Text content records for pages
————

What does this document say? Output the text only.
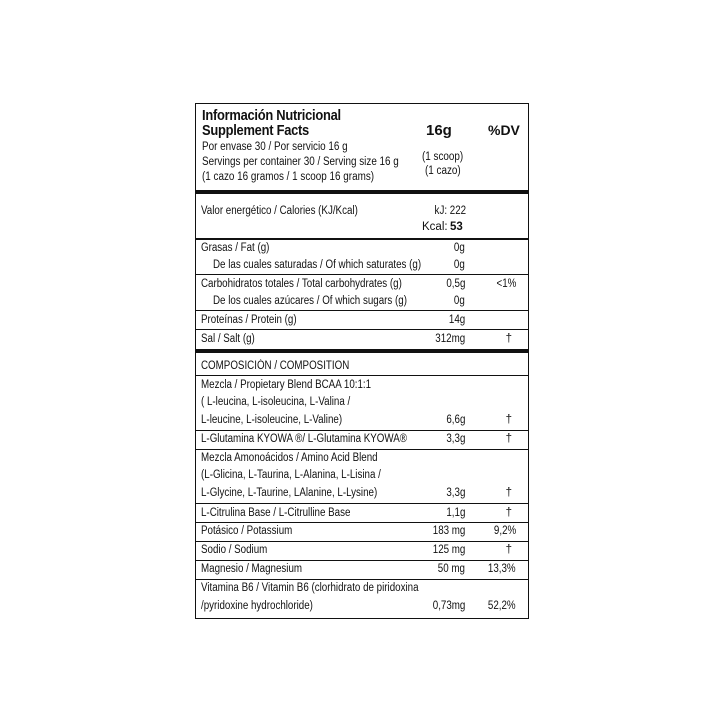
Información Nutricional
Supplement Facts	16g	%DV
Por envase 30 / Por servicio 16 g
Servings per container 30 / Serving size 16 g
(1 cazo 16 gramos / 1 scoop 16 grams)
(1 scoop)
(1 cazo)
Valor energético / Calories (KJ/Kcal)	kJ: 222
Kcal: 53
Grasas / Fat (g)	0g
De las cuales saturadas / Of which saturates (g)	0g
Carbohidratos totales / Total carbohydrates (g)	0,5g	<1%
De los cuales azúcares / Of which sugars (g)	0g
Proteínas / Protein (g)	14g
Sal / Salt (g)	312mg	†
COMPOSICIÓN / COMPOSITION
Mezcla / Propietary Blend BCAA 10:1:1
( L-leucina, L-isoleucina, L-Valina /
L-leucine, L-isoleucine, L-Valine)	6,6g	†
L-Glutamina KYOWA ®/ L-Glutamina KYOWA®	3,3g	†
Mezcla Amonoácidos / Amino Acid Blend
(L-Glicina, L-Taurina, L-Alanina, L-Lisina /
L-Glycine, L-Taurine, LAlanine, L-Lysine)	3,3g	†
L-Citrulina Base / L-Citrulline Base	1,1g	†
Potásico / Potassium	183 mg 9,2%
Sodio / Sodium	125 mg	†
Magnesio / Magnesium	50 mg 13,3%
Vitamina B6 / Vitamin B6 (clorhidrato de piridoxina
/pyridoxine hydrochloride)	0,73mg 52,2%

————

### The task
Which lines of the data above contain "Blend"? Copy each one.

### Expected answer
Mezcla / Propietary Blend BCAA 10:1:1
Mezcla Amonoácidos / Amino Acid Blend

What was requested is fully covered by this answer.